Given problem -
Read the lines that follow and pick out every one containing the word "致密块料".

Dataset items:
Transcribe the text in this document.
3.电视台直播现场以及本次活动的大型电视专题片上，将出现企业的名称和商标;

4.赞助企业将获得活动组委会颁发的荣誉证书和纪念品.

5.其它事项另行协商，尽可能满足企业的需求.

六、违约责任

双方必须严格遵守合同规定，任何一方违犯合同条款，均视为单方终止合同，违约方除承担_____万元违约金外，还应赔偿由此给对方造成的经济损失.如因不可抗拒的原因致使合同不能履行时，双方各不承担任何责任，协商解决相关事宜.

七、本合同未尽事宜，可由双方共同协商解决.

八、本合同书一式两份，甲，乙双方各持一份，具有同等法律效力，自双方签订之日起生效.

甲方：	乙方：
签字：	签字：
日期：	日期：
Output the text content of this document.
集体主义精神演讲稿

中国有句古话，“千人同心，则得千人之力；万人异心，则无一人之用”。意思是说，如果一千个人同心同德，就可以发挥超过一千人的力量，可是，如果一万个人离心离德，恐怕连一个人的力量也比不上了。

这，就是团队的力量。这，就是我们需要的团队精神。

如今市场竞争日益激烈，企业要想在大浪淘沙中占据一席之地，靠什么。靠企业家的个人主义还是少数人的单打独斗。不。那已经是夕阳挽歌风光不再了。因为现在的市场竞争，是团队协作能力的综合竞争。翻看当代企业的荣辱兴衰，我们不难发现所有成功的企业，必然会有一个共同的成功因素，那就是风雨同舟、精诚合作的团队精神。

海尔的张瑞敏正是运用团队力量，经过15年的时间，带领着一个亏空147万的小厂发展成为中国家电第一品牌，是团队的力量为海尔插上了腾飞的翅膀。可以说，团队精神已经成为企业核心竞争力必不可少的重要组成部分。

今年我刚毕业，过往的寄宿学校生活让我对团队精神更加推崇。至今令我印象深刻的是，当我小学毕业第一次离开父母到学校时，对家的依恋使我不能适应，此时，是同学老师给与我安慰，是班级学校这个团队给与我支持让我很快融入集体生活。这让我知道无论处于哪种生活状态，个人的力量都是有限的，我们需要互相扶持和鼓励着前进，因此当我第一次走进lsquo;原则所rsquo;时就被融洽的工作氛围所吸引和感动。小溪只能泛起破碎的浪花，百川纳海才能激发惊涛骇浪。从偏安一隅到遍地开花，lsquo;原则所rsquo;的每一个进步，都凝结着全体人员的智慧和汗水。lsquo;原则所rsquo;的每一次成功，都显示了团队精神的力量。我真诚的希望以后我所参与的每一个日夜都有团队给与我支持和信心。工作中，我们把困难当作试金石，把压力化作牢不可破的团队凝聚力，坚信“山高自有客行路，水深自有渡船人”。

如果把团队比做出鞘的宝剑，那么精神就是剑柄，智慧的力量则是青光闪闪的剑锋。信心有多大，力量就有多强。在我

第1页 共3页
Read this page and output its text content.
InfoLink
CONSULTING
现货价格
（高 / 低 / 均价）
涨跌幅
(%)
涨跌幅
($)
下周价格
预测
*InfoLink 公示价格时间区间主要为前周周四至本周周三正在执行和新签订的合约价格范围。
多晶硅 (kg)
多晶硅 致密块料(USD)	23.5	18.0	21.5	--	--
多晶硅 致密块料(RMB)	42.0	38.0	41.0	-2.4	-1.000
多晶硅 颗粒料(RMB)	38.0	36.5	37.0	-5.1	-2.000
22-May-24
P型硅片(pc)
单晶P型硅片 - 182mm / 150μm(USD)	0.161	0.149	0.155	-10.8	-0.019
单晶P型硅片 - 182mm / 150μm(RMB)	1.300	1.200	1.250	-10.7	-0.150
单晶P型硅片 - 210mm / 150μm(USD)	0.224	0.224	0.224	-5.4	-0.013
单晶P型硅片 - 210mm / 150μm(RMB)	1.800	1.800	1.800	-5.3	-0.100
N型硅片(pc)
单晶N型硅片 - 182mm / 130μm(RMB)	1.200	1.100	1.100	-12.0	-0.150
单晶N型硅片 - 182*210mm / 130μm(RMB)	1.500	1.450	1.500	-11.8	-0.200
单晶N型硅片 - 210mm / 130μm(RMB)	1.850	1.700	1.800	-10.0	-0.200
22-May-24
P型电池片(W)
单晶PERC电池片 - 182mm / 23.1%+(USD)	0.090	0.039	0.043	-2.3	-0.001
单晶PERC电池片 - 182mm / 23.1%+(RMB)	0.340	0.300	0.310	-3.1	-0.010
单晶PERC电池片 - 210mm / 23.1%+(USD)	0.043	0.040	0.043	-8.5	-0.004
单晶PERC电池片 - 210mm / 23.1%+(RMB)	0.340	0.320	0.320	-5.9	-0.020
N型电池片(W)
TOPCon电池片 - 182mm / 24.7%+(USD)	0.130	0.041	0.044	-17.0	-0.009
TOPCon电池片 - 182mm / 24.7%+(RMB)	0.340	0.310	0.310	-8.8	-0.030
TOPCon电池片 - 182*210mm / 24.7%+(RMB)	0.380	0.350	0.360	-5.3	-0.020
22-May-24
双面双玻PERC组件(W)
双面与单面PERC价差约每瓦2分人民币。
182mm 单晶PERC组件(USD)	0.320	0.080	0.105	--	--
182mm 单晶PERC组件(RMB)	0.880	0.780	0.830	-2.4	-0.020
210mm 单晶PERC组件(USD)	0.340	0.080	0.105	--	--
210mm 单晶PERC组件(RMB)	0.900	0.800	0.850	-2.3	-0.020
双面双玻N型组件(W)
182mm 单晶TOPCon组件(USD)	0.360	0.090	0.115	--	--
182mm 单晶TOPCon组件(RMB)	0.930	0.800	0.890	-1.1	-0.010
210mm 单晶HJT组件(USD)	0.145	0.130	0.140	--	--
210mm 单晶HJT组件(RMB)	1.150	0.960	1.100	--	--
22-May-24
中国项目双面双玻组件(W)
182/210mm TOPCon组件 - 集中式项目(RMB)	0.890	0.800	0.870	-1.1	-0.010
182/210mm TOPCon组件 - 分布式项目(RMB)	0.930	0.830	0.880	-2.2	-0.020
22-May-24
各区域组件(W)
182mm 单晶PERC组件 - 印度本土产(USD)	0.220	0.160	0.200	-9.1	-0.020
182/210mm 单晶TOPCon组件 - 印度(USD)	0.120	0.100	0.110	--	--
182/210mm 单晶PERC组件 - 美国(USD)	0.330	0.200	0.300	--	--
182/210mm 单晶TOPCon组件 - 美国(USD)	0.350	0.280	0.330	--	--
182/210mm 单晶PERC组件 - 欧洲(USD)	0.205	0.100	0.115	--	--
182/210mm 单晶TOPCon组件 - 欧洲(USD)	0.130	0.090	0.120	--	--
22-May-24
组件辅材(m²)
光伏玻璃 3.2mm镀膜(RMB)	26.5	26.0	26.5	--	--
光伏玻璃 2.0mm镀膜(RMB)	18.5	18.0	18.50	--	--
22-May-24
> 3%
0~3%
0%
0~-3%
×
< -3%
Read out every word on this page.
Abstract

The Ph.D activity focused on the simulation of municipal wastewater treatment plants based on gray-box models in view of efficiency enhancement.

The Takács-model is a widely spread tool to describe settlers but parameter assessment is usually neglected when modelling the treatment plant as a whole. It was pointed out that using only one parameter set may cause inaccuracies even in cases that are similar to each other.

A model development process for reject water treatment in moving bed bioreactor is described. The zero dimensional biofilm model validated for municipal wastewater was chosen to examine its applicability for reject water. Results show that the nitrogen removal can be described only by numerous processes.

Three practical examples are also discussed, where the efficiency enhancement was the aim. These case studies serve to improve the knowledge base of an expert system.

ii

Final result -
多晶硅 致密块料(USD)	23.5	18.0	21.5	--	--
多晶硅 致密块料(RMB)	42.0	38.0	41.0	-2.4	-1.000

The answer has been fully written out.